• [WHAT THIS TASK INVOLVES]
Reproduce the records below exactly as given.

• [Items from a dataset]

※

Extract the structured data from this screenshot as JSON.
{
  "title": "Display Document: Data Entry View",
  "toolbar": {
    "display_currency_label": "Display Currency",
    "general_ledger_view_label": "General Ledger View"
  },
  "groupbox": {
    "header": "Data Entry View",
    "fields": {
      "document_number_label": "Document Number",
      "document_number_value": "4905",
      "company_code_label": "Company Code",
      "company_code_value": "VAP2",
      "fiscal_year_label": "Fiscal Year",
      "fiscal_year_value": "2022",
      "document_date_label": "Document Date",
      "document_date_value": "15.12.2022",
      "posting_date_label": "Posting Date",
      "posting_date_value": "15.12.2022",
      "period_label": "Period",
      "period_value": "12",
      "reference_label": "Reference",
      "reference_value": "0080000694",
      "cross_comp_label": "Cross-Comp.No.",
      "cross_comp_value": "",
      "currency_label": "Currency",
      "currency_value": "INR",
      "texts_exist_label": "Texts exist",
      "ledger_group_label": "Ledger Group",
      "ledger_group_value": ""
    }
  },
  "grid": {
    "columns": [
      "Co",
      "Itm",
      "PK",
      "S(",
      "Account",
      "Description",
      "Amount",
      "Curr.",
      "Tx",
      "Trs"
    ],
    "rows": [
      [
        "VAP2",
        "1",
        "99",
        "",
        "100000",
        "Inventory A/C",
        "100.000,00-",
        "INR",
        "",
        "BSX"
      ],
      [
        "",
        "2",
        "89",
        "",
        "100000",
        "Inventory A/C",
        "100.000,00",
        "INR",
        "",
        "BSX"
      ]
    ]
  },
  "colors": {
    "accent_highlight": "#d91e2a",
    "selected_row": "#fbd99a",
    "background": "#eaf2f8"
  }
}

※

• [FULL RESPONSE]
Extract the structured data from this screenshot as JSON.
{
  "title": "Display Document: Data Entry View",
  "toolbar": {
    "display_currency_label": "Display Currency",
    "general_ledger_view_label": "General Ledger View"
  },
  "groupbox": {
    "header": "Data Entry View",
    "fields": {
      "document_number_label": "Document Number",
      "document_number_value": "4905",
      "company_code_label": "Company Code",
      "company_code_value": "VAP2",
      "fiscal_year_label": "Fiscal Year",
      "fiscal_year_value": "2022",
      "document_date_label": "Document Date",
      "document_date_value": "15.12.2022",
      "posting_date_label": "Posting Date",
      "posting_date_value": "15.12.2022",
      "period_label": "Period",
      "period_value": "12",
      "reference_label": "Reference",
      "reference_value": "0080000694",
      "cross_comp_label": "Cross-Comp.No.",
      "cross_comp_value": "",
      "currency_label": "Currency",
      "currency_value": "INR",
      "texts_exist_label": "Texts exist",
      "ledger_group_label": "Ledger Group",
      "ledger_group_value": ""
    }
  },
  "grid": {
    "columns": [
      "Co",
      "Itm",
      "PK",
      "S(",
      "Account",
      "Description",
      "Amount",
      "Curr.",
      "Tx",
      "Trs"
    ],
    "rows": [
      [
        "VAP2",
        "1",
        "99",
        "",
        "100000",
        "Inventory A/C",
        "100.000,00-",
        "INR",
        "",
        "BSX"
      ],
      [
        "",
        "2",
        "89",
        "",
        "100000",
        "Inventory A/C",
        "100.000,00",
        "INR",
        "",
        "BSX"
      ]
    ]
  },
  "colors": {
    "accent_highlight": "#d91e2a",
    "selected_row": "#fbd99a",
    "background": "#eaf2f8"
  }
}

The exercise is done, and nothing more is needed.